• _TO DO_
Your task is to copy every line of the records below that contains "Oversaw".

• _MATERIAL PROVIDED_

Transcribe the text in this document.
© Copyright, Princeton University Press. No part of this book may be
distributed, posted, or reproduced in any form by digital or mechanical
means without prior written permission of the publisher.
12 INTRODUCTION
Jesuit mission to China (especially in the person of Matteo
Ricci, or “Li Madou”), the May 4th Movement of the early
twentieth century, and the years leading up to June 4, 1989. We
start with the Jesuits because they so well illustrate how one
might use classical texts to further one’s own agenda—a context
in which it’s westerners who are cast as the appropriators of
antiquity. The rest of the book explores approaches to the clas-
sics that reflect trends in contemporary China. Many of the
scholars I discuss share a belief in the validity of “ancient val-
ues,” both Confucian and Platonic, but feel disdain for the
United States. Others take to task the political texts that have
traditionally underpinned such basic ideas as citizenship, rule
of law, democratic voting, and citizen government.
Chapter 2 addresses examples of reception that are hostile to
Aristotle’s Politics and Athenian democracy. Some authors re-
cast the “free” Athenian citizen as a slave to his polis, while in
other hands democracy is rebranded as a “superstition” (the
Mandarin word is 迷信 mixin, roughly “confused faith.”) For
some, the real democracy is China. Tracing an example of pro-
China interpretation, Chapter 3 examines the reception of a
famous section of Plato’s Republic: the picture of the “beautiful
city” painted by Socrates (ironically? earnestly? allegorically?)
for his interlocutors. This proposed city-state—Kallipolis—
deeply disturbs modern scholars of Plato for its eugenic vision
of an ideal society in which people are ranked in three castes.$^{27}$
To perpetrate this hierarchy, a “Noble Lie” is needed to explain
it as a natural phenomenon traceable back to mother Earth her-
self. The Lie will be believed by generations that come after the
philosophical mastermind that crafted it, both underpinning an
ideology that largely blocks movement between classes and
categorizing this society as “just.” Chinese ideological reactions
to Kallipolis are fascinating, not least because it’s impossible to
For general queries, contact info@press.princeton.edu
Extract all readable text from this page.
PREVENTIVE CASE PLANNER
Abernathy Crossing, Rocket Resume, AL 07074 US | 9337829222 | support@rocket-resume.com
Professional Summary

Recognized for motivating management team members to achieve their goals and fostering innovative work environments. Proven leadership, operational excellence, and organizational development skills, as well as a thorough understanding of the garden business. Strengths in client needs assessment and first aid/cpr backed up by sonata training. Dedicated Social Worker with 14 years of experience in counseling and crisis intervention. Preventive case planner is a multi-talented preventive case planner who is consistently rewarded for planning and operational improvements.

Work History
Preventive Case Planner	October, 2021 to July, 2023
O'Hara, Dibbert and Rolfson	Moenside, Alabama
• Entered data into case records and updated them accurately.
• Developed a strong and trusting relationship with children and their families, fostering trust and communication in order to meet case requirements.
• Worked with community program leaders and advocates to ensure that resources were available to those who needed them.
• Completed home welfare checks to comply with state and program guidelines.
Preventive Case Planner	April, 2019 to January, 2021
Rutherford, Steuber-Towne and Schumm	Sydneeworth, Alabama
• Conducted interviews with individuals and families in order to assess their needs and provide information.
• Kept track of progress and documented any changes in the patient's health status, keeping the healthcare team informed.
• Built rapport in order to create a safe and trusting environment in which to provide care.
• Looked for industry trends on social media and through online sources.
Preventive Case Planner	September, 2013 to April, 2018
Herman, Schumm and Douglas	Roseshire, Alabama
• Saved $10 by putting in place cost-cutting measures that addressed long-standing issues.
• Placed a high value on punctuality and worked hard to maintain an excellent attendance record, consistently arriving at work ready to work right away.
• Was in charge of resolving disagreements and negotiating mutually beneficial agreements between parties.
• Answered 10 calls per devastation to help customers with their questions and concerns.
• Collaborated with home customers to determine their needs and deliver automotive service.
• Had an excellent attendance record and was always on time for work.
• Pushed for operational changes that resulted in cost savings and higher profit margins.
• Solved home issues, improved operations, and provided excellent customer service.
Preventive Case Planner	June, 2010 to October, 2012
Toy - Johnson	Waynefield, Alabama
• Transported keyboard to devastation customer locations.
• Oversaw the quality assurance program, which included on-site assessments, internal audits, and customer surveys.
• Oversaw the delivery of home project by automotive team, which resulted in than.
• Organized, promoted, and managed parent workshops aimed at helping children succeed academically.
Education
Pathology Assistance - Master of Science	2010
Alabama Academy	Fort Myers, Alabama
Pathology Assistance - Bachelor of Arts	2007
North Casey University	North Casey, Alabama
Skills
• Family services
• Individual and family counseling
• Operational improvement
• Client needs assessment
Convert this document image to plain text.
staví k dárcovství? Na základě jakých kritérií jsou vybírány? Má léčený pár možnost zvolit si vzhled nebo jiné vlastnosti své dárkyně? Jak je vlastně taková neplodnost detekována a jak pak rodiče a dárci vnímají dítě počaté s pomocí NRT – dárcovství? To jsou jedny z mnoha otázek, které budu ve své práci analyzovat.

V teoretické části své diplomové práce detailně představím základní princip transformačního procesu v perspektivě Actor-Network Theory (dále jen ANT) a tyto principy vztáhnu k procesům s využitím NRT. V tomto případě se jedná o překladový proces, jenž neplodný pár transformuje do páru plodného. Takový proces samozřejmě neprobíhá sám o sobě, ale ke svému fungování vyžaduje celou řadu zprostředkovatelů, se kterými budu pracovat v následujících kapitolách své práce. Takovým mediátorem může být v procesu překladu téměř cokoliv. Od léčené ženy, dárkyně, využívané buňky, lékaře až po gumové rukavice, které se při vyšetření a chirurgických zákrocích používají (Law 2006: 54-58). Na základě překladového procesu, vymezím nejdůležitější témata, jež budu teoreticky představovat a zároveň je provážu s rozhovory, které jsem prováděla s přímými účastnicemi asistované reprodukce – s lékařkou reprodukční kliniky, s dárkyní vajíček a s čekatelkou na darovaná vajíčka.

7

• _ANSWER TO THE TASK_
• Oversaw the quality assurance program, which included on-site assessments, internal audits, and customer surveys.
• Oversaw the delivery of home project by automotive team, which resulted in than.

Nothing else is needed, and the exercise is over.